TASK MATERIAL:
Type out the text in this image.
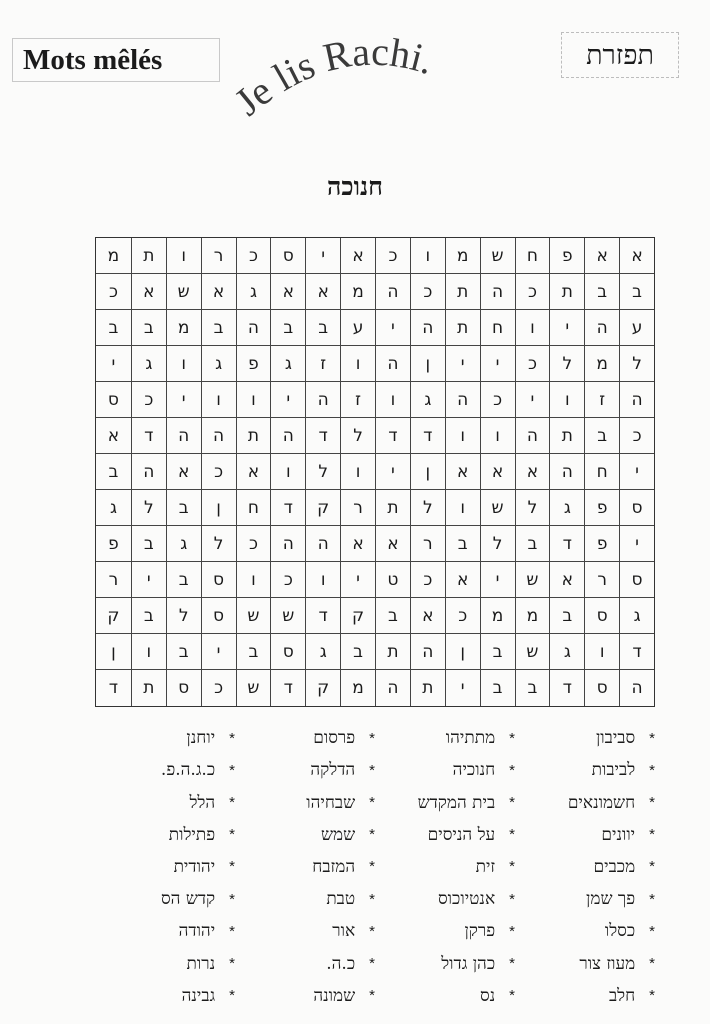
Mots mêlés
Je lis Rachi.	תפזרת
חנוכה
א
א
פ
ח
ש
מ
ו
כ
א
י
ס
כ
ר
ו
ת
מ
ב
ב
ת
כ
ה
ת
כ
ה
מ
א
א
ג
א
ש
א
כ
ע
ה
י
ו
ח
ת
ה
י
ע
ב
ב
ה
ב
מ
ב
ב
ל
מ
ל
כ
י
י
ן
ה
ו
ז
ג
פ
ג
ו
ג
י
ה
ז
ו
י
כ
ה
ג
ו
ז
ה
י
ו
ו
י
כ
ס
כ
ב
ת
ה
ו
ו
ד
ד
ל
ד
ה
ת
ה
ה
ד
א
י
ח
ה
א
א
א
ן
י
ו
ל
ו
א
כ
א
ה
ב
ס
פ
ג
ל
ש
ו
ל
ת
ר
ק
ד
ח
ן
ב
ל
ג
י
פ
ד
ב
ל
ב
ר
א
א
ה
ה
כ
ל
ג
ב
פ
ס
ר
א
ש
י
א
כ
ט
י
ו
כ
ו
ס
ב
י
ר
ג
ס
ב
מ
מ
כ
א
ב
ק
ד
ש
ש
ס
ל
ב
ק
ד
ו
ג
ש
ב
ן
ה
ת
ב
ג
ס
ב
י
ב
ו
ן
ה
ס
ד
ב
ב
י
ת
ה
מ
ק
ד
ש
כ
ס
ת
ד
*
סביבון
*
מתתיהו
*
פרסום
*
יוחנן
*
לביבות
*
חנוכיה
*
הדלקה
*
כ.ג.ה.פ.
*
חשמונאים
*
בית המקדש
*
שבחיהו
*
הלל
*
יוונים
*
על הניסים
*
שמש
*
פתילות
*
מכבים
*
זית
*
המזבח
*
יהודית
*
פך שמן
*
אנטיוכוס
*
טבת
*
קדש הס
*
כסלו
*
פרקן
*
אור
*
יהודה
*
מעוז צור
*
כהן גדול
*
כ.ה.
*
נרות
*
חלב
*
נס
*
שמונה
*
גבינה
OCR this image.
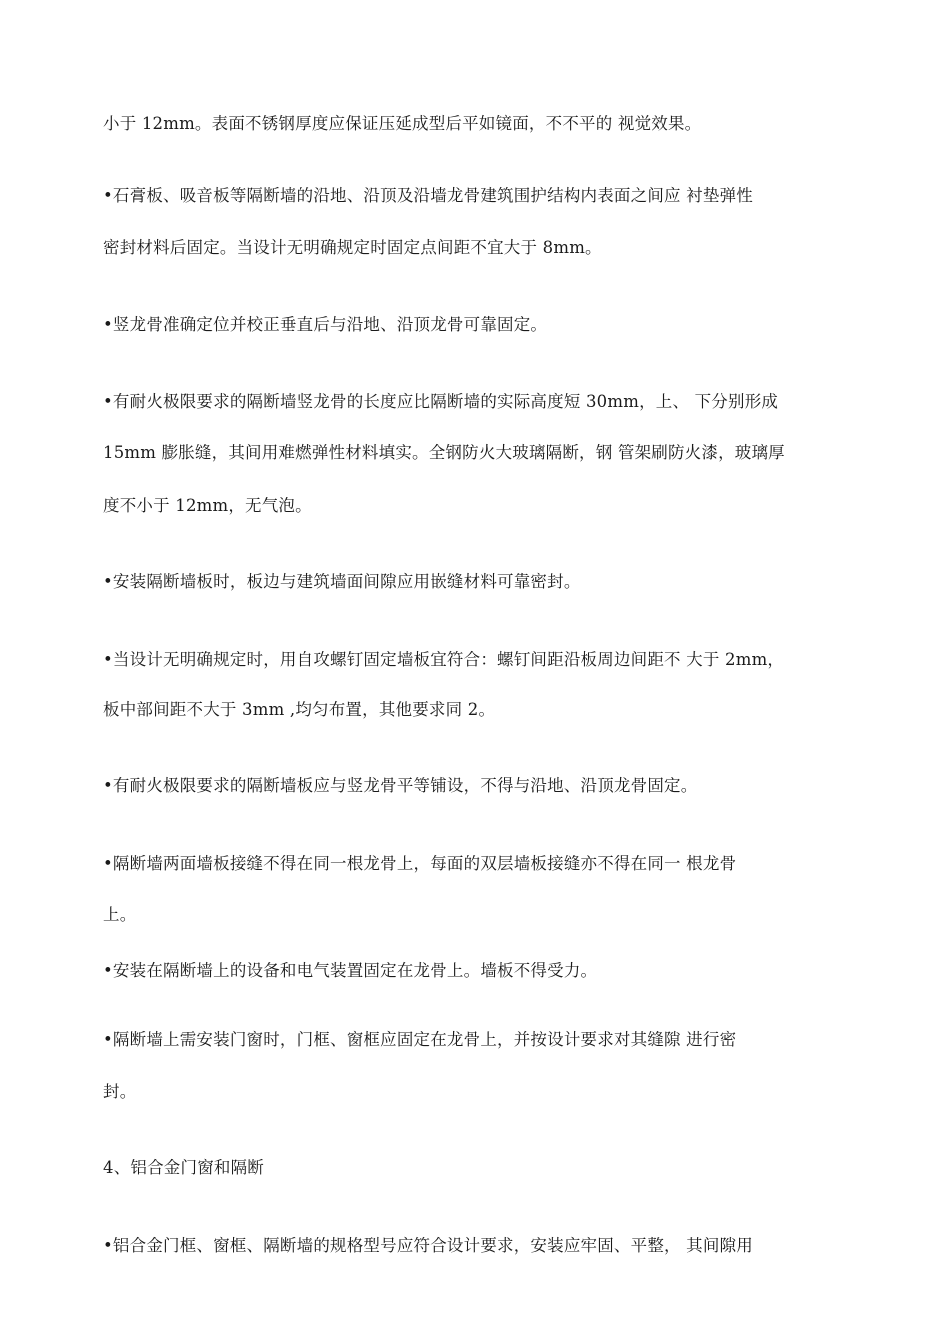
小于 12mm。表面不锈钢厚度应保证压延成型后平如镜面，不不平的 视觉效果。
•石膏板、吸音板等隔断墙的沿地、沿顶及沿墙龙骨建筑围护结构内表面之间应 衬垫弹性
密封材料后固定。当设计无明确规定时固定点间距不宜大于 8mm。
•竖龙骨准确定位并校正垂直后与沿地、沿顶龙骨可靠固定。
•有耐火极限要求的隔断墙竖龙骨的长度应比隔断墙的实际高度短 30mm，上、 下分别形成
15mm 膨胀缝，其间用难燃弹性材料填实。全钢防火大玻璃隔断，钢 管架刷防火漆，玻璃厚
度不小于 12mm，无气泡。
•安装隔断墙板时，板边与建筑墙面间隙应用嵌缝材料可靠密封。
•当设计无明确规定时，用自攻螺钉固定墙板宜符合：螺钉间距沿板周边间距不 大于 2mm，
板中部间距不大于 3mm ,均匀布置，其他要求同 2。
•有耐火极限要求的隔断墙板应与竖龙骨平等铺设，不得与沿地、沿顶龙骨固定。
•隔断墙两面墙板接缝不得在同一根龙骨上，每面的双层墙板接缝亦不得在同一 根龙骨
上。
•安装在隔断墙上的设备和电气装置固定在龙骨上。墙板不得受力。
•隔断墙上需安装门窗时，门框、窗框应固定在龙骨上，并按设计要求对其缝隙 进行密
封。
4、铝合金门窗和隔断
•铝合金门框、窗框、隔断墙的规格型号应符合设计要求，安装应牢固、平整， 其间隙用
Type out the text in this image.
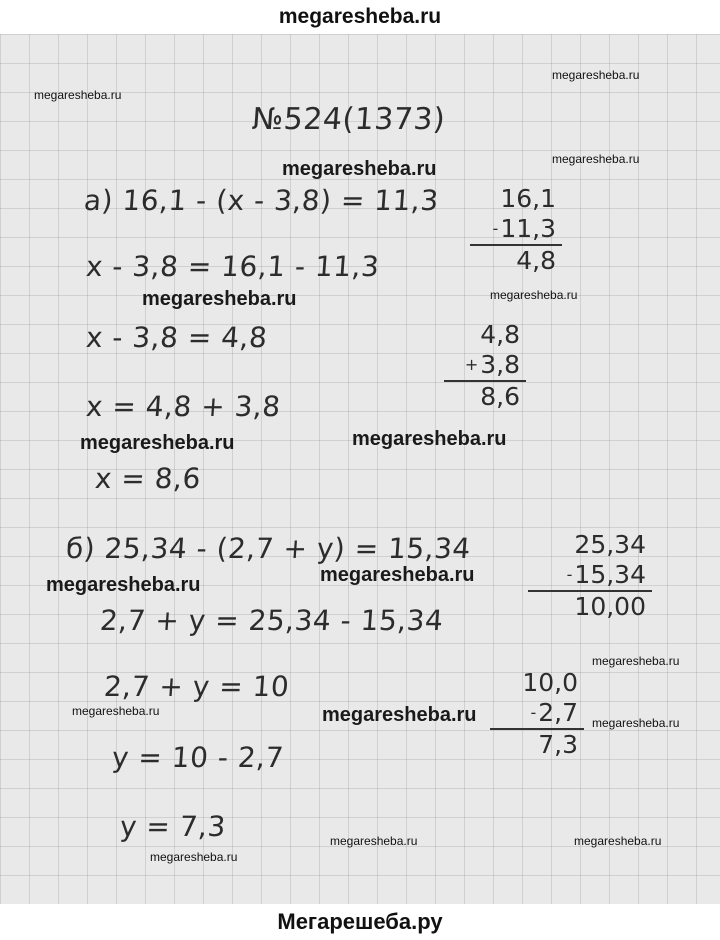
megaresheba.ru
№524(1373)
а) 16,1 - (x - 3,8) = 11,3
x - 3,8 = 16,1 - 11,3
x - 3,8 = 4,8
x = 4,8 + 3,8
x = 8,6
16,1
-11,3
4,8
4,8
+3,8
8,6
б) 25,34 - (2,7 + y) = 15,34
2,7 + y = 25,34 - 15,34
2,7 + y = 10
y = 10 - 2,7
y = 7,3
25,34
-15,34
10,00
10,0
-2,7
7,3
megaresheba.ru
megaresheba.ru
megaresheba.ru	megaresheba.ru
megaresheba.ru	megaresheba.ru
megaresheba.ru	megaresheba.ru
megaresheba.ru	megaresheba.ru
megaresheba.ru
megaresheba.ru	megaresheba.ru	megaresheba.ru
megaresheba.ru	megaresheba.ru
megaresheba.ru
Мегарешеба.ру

JOB:
Everything from the line with "OCR this image." through the final line of the records above should be written out exactly, minus the pictures.

IN RESPONSE:
OCR this image.
小于 12mm。表面不锈钢厚度应保证压延成型后平如镜面，不不平的 视觉效果。
•石膏板、吸音板等隔断墙的沿地、沿顶及沿墙龙骨建筑围护结构内表面之间应 衬垫弹性
密封材料后固定。当设计无明确规定时固定点间距不宜大于 8mm。
•竖龙骨准确定位并校正垂直后与沿地、沿顶龙骨可靠固定。
•有耐火极限要求的隔断墙竖龙骨的长度应比隔断墙的实际高度短 30mm，上、 下分别形成
15mm 膨胀缝，其间用难燃弹性材料填实。全钢防火大玻璃隔断，钢 管架刷防火漆，玻璃厚
度不小于 12mm，无气泡。
•安装隔断墙板时，板边与建筑墙面间隙应用嵌缝材料可靠密封。
•当设计无明确规定时，用自攻螺钉固定墙板宜符合：螺钉间距沿板周边间距不 大于 2mm，
板中部间距不大于 3mm ,均匀布置，其他要求同 2。
•有耐火极限要求的隔断墙板应与竖龙骨平等铺设，不得与沿地、沿顶龙骨固定。
•隔断墙两面墙板接缝不得在同一根龙骨上，每面的双层墙板接缝亦不得在同一 根龙骨
上。
•安装在隔断墙上的设备和电气装置固定在龙骨上。墙板不得受力。
•隔断墙上需安装门窗时，门框、窗框应固定在龙骨上，并按设计要求对其缝隙 进行密
封。
4、铝合金门窗和隔断
•铝合金门框、窗框、隔断墙的规格型号应符合设计要求，安装应牢固、平整， 其间隙用
Type out the text in this image.
megaresheba.ru
№524(1373)
а) 16,1 - (x - 3,8) = 11,3
x - 3,8 = 16,1 - 11,3
x - 3,8 = 4,8
x = 4,8 + 3,8
x = 8,6
16,1
-11,3
4,8
4,8
+3,8
8,6
б) 25,34 - (2,7 + y) = 15,34
2,7 + y = 25,34 - 15,34
2,7 + y = 10
y = 10 - 2,7
y = 7,3
25,34
-15,34
10,00
10,0
-2,7
7,3
megaresheba.ru
megaresheba.ru
megaresheba.ru	megaresheba.ru
megaresheba.ru	megaresheba.ru
megaresheba.ru	megaresheba.ru
megaresheba.ru	megaresheba.ru
megaresheba.ru
megaresheba.ru	megaresheba.ru	megaresheba.ru
megaresheba.ru	megaresheba.ru
megaresheba.ru
Мегарешеба.ру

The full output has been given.